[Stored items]
____________

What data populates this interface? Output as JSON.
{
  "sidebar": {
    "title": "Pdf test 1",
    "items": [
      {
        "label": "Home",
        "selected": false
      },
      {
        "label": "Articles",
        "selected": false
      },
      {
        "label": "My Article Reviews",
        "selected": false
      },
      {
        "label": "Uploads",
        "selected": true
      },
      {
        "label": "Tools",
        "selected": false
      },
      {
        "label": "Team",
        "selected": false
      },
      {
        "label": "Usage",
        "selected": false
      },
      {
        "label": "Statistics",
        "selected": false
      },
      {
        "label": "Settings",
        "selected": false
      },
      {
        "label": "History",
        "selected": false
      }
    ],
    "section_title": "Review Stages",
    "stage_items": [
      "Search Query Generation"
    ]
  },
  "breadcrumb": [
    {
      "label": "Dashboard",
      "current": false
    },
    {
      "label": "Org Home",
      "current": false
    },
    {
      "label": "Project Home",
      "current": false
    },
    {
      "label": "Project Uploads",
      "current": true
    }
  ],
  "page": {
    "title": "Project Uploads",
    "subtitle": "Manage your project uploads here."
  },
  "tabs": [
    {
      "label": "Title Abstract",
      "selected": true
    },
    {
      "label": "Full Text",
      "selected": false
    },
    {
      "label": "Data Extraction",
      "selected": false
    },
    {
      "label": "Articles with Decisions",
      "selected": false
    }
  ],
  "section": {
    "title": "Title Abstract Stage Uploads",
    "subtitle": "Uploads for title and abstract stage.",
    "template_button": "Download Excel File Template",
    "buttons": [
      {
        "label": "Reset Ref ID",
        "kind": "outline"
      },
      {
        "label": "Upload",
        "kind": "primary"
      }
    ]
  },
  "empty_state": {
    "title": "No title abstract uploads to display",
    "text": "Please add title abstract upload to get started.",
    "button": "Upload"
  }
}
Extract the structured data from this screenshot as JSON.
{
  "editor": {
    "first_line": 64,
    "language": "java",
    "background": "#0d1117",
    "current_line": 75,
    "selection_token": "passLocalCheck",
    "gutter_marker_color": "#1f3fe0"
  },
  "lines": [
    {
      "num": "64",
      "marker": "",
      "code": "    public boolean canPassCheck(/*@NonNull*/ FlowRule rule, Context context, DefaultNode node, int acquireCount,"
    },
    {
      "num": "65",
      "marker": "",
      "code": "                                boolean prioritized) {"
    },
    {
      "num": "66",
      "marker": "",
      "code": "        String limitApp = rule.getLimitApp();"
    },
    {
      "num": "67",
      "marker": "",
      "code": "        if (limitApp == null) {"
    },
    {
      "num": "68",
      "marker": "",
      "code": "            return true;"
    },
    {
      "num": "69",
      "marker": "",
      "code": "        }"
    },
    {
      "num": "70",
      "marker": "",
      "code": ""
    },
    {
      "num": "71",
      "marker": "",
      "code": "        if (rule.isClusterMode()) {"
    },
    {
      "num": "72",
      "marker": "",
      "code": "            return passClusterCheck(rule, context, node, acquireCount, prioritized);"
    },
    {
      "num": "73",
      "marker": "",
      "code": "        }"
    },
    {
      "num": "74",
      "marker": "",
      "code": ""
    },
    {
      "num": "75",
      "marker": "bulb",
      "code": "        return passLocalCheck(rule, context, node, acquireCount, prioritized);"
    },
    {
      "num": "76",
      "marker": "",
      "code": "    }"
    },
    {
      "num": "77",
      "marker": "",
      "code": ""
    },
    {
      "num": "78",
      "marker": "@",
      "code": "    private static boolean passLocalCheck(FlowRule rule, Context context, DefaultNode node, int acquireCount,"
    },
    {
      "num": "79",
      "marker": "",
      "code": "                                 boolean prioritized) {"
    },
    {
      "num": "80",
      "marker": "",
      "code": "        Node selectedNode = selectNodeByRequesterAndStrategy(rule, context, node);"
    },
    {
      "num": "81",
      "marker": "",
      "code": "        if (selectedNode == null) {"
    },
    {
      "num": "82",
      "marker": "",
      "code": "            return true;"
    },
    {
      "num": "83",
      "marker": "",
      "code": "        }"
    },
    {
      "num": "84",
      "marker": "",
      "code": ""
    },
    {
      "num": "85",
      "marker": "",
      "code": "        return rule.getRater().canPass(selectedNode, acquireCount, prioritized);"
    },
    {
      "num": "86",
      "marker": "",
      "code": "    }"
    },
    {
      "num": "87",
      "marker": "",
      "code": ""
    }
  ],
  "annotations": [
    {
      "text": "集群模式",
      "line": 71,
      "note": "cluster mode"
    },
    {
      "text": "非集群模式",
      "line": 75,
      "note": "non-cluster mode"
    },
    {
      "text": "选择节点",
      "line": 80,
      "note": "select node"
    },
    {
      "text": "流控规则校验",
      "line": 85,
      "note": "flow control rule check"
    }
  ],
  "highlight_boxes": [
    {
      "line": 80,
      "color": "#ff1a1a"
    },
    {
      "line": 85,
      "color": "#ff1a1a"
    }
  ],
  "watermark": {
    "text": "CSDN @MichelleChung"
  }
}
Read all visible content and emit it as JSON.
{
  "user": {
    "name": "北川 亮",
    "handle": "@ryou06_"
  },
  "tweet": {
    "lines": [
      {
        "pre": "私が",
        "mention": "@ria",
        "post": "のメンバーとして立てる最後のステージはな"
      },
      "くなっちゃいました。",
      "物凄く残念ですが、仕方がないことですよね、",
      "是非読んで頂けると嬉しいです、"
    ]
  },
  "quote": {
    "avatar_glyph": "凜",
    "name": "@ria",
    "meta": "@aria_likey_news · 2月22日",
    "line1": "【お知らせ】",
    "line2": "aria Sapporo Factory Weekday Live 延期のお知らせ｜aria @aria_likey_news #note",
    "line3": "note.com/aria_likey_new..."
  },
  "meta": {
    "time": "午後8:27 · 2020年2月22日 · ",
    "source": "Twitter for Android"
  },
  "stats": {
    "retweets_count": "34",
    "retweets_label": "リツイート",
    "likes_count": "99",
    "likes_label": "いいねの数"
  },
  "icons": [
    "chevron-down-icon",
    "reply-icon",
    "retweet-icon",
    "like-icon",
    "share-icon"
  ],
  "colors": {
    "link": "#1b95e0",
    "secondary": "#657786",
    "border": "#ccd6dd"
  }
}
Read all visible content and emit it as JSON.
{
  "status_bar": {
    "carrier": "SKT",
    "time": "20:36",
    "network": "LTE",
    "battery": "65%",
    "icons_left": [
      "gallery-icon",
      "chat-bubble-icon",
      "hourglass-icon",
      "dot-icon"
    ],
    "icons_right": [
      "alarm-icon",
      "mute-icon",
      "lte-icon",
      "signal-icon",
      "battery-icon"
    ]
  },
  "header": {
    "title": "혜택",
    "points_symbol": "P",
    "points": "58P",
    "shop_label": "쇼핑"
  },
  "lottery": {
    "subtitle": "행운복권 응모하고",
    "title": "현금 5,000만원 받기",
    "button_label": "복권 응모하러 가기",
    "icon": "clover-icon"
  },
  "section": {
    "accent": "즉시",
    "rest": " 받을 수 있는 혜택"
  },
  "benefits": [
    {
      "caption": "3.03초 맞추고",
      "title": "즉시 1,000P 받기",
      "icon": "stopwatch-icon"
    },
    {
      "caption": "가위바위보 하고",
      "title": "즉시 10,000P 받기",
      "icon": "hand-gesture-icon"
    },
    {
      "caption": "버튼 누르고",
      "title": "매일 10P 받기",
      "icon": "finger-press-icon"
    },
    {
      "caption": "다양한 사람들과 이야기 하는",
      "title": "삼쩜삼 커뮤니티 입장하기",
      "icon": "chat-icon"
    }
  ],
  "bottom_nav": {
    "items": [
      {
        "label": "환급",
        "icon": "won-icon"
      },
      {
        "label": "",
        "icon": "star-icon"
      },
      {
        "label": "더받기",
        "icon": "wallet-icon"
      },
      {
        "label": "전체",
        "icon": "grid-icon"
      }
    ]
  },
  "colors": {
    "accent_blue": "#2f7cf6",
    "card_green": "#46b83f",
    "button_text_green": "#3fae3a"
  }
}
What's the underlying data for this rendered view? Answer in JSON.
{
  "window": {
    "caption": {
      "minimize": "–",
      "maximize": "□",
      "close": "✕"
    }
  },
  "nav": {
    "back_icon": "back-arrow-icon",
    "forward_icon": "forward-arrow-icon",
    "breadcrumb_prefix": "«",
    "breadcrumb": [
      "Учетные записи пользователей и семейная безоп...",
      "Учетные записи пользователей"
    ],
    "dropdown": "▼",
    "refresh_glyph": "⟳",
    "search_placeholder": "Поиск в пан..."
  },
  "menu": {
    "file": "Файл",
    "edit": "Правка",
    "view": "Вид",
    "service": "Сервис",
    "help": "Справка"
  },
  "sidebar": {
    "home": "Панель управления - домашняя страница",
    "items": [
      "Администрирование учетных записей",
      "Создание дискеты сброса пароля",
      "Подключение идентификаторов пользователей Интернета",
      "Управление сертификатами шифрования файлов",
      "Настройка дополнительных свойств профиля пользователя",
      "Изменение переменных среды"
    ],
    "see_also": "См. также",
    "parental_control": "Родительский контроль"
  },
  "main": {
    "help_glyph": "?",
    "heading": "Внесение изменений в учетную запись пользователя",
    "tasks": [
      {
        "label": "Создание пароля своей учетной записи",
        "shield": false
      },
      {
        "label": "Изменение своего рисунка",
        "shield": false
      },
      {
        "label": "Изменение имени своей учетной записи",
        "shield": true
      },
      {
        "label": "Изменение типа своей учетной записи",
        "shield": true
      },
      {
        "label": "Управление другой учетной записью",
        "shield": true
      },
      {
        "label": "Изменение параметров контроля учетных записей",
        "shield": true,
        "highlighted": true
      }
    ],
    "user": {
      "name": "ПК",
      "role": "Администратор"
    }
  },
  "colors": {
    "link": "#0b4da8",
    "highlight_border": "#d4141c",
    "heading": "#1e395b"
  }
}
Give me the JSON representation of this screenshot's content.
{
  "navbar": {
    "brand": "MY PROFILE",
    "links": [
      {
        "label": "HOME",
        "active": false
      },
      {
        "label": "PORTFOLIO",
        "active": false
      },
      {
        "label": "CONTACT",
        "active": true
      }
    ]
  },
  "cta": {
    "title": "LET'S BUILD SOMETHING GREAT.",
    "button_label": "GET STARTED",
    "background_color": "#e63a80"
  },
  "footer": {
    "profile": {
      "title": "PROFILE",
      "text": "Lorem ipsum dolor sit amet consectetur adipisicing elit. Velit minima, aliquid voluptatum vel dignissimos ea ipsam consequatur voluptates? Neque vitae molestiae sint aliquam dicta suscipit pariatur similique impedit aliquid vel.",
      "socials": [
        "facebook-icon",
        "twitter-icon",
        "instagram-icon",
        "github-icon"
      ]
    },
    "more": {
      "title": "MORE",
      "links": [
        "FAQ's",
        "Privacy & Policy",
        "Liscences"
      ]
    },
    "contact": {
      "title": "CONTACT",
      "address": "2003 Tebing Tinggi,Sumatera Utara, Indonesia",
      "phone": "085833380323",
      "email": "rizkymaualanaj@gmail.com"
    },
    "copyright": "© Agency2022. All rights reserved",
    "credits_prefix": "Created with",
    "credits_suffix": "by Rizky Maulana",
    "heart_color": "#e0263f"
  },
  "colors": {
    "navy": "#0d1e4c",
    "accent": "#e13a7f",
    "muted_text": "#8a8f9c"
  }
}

____________

* _WHAT IS REQUIRED_
Look through the entries and return every line where "DefaultNode" appears.

* _EXERCISE ANSWER_
      "code": "    public boolean canPassCheck(/*@NonNull*/ FlowRule rule, Context context, DefaultNode node, int acquireCount,"
      "code": "    private static boolean passLocalCheck(FlowRule rule, Context context, DefaultNode node, int acquireCount,"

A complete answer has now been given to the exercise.